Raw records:
───

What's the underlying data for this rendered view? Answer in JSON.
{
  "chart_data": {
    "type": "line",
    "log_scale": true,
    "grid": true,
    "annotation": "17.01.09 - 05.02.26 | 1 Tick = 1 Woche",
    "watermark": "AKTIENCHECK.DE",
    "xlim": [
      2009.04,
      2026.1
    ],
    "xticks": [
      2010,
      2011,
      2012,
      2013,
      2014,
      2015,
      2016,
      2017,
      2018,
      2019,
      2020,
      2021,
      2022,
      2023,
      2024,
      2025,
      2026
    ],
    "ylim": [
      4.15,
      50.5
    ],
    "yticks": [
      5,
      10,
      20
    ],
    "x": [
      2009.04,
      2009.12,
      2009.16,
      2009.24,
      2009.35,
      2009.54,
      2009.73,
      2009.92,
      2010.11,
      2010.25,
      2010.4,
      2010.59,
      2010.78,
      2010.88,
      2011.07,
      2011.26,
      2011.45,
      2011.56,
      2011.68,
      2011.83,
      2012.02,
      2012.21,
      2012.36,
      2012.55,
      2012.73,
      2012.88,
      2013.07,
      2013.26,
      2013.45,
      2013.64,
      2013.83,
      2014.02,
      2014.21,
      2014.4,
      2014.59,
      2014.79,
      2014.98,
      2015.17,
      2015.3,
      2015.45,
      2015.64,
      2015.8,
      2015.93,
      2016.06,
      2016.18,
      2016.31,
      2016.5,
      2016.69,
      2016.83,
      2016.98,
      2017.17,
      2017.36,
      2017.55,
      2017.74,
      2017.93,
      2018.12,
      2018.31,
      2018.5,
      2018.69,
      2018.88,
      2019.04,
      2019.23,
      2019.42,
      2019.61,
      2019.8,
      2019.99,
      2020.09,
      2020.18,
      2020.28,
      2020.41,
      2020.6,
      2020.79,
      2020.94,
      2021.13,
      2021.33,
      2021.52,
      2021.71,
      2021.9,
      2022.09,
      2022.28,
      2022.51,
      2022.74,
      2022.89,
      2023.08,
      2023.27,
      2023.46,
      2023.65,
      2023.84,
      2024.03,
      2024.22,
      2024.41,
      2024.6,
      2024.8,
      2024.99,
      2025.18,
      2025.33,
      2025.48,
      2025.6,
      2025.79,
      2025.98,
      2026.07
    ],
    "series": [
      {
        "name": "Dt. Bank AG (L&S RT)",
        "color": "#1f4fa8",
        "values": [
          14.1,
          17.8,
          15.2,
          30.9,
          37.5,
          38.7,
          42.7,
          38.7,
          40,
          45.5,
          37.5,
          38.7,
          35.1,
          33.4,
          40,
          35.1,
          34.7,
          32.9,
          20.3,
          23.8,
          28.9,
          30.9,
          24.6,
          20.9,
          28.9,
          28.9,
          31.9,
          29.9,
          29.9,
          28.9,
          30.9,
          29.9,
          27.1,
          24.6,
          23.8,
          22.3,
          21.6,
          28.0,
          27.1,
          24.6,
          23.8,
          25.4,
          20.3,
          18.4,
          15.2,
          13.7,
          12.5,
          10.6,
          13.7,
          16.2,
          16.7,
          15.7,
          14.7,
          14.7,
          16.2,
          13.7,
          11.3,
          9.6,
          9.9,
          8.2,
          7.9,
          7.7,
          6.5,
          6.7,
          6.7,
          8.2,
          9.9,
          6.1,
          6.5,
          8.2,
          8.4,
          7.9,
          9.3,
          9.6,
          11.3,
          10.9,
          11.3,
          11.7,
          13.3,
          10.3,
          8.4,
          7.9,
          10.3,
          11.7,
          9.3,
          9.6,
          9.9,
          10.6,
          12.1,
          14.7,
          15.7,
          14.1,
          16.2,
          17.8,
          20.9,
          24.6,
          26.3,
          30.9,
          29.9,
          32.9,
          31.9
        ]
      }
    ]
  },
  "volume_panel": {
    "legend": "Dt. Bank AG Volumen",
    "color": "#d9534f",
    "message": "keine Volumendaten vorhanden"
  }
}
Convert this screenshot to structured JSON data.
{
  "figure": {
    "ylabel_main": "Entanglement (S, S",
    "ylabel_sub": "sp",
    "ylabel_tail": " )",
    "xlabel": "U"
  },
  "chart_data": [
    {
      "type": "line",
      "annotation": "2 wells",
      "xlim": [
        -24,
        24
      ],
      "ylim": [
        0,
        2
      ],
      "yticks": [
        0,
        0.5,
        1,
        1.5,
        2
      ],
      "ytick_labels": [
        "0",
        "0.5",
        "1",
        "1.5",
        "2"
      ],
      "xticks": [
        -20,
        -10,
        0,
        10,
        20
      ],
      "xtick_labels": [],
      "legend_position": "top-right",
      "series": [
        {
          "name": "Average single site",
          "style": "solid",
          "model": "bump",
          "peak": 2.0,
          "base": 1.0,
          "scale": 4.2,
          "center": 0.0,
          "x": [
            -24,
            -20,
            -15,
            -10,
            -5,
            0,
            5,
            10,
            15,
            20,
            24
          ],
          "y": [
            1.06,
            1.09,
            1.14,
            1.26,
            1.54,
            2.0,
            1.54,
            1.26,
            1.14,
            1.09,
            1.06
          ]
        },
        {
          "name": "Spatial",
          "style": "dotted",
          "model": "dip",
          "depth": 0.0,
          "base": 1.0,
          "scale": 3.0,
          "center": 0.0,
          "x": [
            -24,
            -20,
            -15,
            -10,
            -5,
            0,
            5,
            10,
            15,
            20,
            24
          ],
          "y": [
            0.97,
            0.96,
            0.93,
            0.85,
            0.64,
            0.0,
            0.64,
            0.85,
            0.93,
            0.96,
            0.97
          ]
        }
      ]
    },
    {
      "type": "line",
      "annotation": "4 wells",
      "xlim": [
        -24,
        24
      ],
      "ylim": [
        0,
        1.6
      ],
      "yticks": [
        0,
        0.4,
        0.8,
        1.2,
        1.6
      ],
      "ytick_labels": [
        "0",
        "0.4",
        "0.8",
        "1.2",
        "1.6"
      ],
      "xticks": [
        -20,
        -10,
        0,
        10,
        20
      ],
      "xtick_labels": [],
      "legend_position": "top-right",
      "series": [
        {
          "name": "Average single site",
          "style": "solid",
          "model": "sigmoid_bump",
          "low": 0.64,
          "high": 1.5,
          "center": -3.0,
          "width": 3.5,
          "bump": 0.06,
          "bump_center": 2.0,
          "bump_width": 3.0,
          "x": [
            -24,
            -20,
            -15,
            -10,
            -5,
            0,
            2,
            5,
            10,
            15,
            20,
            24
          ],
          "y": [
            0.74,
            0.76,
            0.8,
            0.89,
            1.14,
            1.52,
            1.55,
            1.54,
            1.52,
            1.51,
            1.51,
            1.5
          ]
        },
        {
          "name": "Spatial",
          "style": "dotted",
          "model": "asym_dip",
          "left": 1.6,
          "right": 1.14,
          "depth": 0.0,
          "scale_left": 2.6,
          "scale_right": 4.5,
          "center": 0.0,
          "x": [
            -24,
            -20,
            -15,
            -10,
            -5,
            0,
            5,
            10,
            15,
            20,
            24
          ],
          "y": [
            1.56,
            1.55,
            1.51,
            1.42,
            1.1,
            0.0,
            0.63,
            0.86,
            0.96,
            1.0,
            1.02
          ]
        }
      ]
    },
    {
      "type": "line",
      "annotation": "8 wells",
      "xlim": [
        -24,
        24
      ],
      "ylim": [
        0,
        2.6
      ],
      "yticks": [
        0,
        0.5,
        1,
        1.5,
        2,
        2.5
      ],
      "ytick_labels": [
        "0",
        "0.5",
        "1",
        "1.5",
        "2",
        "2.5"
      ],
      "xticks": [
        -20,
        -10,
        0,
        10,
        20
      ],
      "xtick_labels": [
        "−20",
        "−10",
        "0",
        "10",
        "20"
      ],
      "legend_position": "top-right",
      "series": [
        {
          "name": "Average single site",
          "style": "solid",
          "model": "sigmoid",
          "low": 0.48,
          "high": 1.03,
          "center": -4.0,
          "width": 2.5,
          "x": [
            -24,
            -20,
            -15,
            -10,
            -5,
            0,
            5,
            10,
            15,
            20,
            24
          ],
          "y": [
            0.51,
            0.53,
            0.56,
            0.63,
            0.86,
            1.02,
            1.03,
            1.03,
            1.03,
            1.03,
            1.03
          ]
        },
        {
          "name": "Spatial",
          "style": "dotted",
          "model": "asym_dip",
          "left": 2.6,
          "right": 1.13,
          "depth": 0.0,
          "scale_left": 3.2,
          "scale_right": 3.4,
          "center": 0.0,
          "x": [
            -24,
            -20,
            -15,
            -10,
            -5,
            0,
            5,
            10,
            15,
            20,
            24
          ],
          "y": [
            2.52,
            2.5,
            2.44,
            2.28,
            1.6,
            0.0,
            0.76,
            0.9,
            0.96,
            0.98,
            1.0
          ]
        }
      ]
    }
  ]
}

───

* **Goal**
Check every line of the entries above for the word "JSON" and report how many lines contain it, giving the number only.

* **Answer**
2